**WHAT YOU SHOULD DO**
Print exactly the lines from the one containing "Give me a plain-text" through the last line of the listing, both included.

**DATA TO PROCESS**
○ ○ ○ ○ ○
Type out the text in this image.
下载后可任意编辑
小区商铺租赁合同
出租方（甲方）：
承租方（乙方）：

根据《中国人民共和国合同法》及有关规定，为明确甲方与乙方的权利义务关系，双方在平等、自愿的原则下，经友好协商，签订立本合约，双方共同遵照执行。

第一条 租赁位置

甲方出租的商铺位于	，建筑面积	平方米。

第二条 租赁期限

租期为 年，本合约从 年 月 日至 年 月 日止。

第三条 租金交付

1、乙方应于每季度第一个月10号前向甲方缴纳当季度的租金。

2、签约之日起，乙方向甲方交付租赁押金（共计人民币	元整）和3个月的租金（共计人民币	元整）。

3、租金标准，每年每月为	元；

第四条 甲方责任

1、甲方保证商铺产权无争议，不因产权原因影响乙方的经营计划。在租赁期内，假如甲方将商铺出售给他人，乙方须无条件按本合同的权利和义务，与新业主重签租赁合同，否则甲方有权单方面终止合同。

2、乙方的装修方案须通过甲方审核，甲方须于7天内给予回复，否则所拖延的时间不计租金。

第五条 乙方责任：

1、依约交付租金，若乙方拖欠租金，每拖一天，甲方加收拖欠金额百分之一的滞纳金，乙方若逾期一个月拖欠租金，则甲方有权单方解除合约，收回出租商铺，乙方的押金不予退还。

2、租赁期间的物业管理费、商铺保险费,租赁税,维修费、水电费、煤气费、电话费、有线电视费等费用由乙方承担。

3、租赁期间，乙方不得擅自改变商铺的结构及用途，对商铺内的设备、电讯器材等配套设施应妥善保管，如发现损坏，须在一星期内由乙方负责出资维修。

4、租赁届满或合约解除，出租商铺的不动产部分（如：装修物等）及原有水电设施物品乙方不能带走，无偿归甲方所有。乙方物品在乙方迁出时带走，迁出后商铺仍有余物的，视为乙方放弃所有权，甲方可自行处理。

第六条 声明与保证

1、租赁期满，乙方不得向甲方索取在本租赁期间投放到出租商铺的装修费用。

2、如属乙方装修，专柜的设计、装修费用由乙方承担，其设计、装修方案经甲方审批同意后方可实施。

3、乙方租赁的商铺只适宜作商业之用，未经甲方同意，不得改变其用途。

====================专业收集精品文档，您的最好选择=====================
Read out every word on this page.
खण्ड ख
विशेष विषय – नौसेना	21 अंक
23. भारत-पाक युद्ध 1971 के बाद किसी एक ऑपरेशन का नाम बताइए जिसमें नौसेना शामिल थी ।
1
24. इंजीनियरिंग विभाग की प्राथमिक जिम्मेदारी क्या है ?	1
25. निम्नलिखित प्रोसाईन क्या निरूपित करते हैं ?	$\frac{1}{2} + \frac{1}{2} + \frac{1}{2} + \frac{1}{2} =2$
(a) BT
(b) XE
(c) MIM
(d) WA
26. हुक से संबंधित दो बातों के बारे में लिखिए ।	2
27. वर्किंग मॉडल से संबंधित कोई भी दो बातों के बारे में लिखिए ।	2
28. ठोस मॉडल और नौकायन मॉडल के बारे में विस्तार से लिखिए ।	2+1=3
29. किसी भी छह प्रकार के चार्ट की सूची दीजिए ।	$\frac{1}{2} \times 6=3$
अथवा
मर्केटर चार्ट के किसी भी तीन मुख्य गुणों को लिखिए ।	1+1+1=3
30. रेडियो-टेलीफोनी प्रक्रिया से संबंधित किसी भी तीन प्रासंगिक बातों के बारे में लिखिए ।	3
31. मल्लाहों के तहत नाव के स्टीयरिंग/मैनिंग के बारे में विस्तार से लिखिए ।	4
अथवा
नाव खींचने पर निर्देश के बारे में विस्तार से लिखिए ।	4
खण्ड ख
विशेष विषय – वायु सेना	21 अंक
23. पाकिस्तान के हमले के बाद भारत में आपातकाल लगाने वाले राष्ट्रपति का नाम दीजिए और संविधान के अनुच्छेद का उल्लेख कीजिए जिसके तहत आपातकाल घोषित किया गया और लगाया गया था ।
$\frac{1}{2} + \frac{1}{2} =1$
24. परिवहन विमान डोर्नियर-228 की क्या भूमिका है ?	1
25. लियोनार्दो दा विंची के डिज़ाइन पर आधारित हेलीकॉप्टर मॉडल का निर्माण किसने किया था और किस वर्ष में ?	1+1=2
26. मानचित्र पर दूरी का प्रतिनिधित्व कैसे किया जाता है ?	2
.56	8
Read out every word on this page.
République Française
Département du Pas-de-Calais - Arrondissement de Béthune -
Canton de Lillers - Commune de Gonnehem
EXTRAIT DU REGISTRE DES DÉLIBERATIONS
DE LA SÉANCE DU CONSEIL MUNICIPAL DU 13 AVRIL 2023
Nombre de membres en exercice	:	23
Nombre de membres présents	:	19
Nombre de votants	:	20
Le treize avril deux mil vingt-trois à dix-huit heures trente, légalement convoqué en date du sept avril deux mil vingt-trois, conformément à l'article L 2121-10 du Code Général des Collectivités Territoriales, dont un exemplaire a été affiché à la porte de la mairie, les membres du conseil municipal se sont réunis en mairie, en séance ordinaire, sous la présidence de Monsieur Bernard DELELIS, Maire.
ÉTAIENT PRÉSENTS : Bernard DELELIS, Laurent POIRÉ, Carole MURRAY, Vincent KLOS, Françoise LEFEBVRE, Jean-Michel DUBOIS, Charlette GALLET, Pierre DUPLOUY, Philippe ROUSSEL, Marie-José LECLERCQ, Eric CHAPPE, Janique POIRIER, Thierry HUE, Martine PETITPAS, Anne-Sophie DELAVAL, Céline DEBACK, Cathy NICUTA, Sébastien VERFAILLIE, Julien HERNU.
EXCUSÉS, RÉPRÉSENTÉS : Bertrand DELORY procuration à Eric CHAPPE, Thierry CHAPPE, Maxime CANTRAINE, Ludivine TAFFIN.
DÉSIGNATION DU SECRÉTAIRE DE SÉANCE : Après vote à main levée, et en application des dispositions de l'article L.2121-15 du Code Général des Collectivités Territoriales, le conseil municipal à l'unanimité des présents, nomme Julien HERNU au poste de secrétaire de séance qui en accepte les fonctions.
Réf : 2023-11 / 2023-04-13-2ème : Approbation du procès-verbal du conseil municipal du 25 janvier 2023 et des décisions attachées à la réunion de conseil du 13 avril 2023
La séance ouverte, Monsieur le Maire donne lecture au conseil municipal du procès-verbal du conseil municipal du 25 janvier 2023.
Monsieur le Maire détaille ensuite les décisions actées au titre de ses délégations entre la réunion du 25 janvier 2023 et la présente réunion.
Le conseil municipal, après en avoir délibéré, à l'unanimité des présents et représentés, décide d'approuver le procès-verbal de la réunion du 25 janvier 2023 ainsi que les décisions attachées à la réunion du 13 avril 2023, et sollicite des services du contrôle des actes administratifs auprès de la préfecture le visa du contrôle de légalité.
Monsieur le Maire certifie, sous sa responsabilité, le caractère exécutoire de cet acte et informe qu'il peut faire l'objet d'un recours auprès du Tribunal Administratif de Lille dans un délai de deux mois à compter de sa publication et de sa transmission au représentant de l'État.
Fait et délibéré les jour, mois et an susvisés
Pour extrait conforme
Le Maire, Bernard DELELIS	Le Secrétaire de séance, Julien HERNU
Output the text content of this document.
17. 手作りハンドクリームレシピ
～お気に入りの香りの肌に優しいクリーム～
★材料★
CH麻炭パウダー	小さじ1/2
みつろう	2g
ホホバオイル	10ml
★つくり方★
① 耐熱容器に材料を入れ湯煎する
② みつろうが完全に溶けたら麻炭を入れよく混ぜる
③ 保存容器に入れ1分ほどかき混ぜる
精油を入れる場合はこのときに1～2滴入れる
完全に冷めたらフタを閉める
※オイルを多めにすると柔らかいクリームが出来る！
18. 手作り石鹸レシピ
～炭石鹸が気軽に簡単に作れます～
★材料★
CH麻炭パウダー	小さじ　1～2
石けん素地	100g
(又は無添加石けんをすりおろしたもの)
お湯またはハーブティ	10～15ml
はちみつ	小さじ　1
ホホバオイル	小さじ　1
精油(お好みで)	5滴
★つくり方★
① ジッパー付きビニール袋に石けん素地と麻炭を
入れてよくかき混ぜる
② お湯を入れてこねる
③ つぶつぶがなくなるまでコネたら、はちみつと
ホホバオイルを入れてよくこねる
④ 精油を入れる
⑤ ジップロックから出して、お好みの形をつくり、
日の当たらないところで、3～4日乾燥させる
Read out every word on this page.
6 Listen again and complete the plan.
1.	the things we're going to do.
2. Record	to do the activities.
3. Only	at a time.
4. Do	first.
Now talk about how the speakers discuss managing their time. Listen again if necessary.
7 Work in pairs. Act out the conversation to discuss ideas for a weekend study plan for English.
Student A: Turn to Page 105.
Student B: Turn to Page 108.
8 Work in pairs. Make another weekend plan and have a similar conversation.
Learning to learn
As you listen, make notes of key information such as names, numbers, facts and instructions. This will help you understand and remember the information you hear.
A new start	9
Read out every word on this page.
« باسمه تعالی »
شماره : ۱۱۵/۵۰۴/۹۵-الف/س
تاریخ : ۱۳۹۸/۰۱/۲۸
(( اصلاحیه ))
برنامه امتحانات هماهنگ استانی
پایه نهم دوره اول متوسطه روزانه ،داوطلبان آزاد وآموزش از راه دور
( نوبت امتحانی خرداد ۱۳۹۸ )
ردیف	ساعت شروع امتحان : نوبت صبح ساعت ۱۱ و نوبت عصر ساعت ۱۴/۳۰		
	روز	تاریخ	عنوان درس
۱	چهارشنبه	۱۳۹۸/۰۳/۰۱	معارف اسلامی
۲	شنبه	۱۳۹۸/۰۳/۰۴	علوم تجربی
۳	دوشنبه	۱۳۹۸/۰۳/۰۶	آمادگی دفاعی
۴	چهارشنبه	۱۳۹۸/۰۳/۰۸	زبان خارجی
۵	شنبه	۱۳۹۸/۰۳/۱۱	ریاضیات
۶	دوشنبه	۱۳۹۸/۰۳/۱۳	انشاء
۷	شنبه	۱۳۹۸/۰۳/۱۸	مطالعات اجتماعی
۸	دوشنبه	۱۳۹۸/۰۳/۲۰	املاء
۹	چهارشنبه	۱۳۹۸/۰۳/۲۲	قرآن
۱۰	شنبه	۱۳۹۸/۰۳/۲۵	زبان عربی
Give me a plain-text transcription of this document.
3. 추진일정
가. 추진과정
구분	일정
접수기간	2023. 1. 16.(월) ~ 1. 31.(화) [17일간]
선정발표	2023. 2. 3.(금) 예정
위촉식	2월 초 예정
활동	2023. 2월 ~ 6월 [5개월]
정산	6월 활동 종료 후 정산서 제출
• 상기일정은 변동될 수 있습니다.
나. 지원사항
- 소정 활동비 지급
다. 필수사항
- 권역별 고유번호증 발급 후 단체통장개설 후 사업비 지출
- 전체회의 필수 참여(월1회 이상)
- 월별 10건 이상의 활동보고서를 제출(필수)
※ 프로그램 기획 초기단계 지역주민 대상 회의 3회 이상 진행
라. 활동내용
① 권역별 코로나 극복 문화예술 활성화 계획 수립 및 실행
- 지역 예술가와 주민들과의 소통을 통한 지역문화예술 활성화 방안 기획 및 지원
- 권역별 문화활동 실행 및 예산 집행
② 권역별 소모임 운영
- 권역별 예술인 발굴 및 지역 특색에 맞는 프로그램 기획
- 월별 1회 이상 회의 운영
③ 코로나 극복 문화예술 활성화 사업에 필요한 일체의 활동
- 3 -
○ ○ ○ ○ ○
**SOLUTION TO THE EXERCISE**
Give me a plain-text transcription of this document.
3. 추진일정
가. 추진과정
구분	일정
접수기간	2023. 1. 16.(월) ~ 1. 31.(화) [17일간]
선정발표	2023. 2. 3.(금) 예정
위촉식	2월 초 예정
활동	2023. 2월 ~ 6월 [5개월]
정산	6월 활동 종료 후 정산서 제출
• 상기일정은 변동될 수 있습니다.
나. 지원사항
- 소정 활동비 지급
다. 필수사항
- 권역별 고유번호증 발급 후 단체통장개설 후 사업비 지출
- 전체회의 필수 참여(월1회 이상)
- 월별 10건 이상의 활동보고서를 제출(필수)
※ 프로그램 기획 초기단계 지역주민 대상 회의 3회 이상 진행
라. 활동내용
① 권역별 코로나 극복 문화예술 활성화 계획 수립 및 실행
- 지역 예술가와 주민들과의 소통을 통한 지역문화예술 활성화 방안 기획 및 지원
- 권역별 문화활동 실행 및 예산 집행
② 권역별 소모임 운영
- 권역별 예술인 발굴 및 지역 특색에 맞는 프로그램 기획
- 월별 1회 이상 회의 운영
③ 코로나 극복 문화예술 활성화 사업에 필요한 일체의 활동
- 3 -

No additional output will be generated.